> [Task goal]:
Below is a listing; copy all of it exactly.

> [Exercise materials]:
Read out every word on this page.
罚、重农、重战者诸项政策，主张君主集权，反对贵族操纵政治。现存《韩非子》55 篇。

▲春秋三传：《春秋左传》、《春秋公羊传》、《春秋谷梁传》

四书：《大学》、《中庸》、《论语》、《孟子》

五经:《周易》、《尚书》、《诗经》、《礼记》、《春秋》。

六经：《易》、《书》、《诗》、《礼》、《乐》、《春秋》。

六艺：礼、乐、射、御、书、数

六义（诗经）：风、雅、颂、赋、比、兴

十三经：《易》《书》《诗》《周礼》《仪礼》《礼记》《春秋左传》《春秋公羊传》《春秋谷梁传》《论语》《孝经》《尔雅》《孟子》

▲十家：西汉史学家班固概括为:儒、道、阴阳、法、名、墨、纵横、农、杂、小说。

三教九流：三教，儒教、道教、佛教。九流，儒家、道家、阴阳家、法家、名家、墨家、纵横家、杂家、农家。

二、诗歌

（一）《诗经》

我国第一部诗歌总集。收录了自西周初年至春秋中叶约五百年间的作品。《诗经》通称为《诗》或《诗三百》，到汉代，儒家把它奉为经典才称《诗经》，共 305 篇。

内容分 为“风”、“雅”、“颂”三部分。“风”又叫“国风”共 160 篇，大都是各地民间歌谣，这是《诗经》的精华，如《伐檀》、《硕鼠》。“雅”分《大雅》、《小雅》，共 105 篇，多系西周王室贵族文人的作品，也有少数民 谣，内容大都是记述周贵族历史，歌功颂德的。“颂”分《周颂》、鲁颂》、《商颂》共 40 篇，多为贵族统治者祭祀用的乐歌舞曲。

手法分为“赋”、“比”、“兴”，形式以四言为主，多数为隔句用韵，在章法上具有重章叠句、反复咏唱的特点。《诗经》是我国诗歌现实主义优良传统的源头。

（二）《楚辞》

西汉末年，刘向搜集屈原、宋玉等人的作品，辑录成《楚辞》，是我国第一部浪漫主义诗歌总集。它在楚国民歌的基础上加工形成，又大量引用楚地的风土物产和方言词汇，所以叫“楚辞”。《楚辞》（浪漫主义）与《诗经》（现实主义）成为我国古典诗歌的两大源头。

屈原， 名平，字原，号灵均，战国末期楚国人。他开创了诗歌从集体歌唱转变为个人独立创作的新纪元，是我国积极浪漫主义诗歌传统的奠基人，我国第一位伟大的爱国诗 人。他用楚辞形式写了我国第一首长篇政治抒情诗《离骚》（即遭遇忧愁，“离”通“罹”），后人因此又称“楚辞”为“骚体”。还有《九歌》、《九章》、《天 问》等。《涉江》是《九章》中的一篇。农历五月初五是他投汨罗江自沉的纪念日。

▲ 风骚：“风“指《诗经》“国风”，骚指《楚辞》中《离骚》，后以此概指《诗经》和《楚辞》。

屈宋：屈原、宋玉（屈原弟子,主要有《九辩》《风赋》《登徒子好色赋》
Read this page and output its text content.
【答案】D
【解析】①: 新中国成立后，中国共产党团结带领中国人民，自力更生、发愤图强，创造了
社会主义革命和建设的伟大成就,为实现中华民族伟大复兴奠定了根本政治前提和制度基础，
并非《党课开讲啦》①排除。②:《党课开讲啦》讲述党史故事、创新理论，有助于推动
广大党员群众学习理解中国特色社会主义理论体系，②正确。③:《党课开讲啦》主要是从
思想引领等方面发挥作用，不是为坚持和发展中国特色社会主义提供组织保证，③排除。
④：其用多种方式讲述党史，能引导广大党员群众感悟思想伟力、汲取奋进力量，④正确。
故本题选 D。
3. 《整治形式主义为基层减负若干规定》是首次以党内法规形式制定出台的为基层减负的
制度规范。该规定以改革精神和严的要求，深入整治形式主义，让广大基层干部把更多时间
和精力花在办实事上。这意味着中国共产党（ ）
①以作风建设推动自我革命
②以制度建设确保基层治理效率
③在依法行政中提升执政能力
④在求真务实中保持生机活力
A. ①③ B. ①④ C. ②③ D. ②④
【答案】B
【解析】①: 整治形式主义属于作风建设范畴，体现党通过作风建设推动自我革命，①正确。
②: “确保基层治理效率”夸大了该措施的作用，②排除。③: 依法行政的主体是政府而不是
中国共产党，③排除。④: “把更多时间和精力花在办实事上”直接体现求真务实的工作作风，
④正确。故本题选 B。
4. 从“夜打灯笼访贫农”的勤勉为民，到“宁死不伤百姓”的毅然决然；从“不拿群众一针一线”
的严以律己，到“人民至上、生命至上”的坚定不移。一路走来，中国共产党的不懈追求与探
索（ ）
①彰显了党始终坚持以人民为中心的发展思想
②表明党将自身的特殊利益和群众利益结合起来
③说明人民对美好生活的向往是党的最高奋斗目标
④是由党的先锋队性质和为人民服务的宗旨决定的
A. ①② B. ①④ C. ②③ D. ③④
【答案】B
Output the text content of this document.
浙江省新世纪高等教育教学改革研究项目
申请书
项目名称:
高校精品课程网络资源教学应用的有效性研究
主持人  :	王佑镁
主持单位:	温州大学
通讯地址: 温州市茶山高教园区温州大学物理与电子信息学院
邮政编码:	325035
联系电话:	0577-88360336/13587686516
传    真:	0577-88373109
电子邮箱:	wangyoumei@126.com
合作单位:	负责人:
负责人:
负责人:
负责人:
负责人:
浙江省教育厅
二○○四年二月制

> [Output below]:
Read out every word on this page.
罚、重农、重战者诸项政策，主张君主集权，反对贵族操纵政治。现存《韩非子》55 篇。

▲春秋三传：《春秋左传》、《春秋公羊传》、《春秋谷梁传》

四书：《大学》、《中庸》、《论语》、《孟子》

五经:《周易》、《尚书》、《诗经》、《礼记》、《春秋》。

六经：《易》、《书》、《诗》、《礼》、《乐》、《春秋》。

六艺：礼、乐、射、御、书、数

六义（诗经）：风、雅、颂、赋、比、兴

十三经：《易》《书》《诗》《周礼》《仪礼》《礼记》《春秋左传》《春秋公羊传》《春秋谷梁传》《论语》《孝经》《尔雅》《孟子》

▲十家：西汉史学家班固概括为:儒、道、阴阳、法、名、墨、纵横、农、杂、小说。

三教九流：三教，儒教、道教、佛教。九流，儒家、道家、阴阳家、法家、名家、墨家、纵横家、杂家、农家。

二、诗歌

（一）《诗经》

我国第一部诗歌总集。收录了自西周初年至春秋中叶约五百年间的作品。《诗经》通称为《诗》或《诗三百》，到汉代，儒家把它奉为经典才称《诗经》，共 305 篇。

内容分 为“风”、“雅”、“颂”三部分。“风”又叫“国风”共 160 篇，大都是各地民间歌谣，这是《诗经》的精华，如《伐檀》、《硕鼠》。“雅”分《大雅》、《小雅》，共 105 篇，多系西周王室贵族文人的作品，也有少数民 谣，内容大都是记述周贵族历史，歌功颂德的。“颂”分《周颂》、鲁颂》、《商颂》共 40 篇，多为贵族统治者祭祀用的乐歌舞曲。

手法分为“赋”、“比”、“兴”，形式以四言为主，多数为隔句用韵，在章法上具有重章叠句、反复咏唱的特点。《诗经》是我国诗歌现实主义优良传统的源头。

（二）《楚辞》

西汉末年，刘向搜集屈原、宋玉等人的作品，辑录成《楚辞》，是我国第一部浪漫主义诗歌总集。它在楚国民歌的基础上加工形成，又大量引用楚地的风土物产和方言词汇，所以叫“楚辞”。《楚辞》（浪漫主义）与《诗经》（现实主义）成为我国古典诗歌的两大源头。

屈原， 名平，字原，号灵均，战国末期楚国人。他开创了诗歌从集体歌唱转变为个人独立创作的新纪元，是我国积极浪漫主义诗歌传统的奠基人，我国第一位伟大的爱国诗 人。他用楚辞形式写了我国第一首长篇政治抒情诗《离骚》（即遭遇忧愁，“离”通“罹”），后人因此又称“楚辞”为“骚体”。还有《九歌》、《九章》、《天 问》等。《涉江》是《九章》中的一篇。农历五月初五是他投汨罗江自沉的纪念日。

▲ 风骚：“风“指《诗经》“国风”，骚指《楚辞》中《离骚》，后以此概指《诗经》和《楚辞》。

屈宋：屈原、宋玉（屈原弟子,主要有《九辩》《风赋》《登徒子好色赋》
Read this page and output its text content.
【答案】D
【解析】①: 新中国成立后，中国共产党团结带领中国人民，自力更生、发愤图强，创造了
社会主义革命和建设的伟大成就,为实现中华民族伟大复兴奠定了根本政治前提和制度基础，
并非《党课开讲啦》①排除。②:《党课开讲啦》讲述党史故事、创新理论，有助于推动
广大党员群众学习理解中国特色社会主义理论体系，②正确。③:《党课开讲啦》主要是从
思想引领等方面发挥作用，不是为坚持和发展中国特色社会主义提供组织保证，③排除。
④：其用多种方式讲述党史，能引导广大党员群众感悟思想伟力、汲取奋进力量，④正确。
故本题选 D。
3. 《整治形式主义为基层减负若干规定》是首次以党内法规形式制定出台的为基层减负的
制度规范。该规定以改革精神和严的要求，深入整治形式主义，让广大基层干部把更多时间
和精力花在办实事上。这意味着中国共产党（ ）
①以作风建设推动自我革命
②以制度建设确保基层治理效率
③在依法行政中提升执政能力
④在求真务实中保持生机活力
A. ①③ B. ①④ C. ②③ D. ②④
【答案】B
【解析】①: 整治形式主义属于作风建设范畴，体现党通过作风建设推动自我革命，①正确。
②: “确保基层治理效率”夸大了该措施的作用，②排除。③: 依法行政的主体是政府而不是
中国共产党，③排除。④: “把更多时间和精力花在办实事上”直接体现求真务实的工作作风，
④正确。故本题选 B。
4. 从“夜打灯笼访贫农”的勤勉为民，到“宁死不伤百姓”的毅然决然；从“不拿群众一针一线”
的严以律己，到“人民至上、生命至上”的坚定不移。一路走来，中国共产党的不懈追求与探
索（ ）
①彰显了党始终坚持以人民为中心的发展思想
②表明党将自身的特殊利益和群众利益结合起来
③说明人民对美好生活的向往是党的最高奋斗目标
④是由党的先锋队性质和为人民服务的宗旨决定的
A. ①② B. ①④ C. ②③ D. ③④
【答案】B
Output the text content of this document.
浙江省新世纪高等教育教学改革研究项目
申请书
项目名称:
高校精品课程网络资源教学应用的有效性研究
主持人  :	王佑镁
主持单位:	温州大学
通讯地址: 温州市茶山高教园区温州大学物理与电子信息学院
邮政编码:	325035
联系电话:	0577-88360336/13587686516
传    真:	0577-88373109
电子邮箱:	wangyoumei@126.com
合作单位:	负责人:
负责人:
负责人:
负责人:
负责人:
浙江省教育厅
二○○四年二月制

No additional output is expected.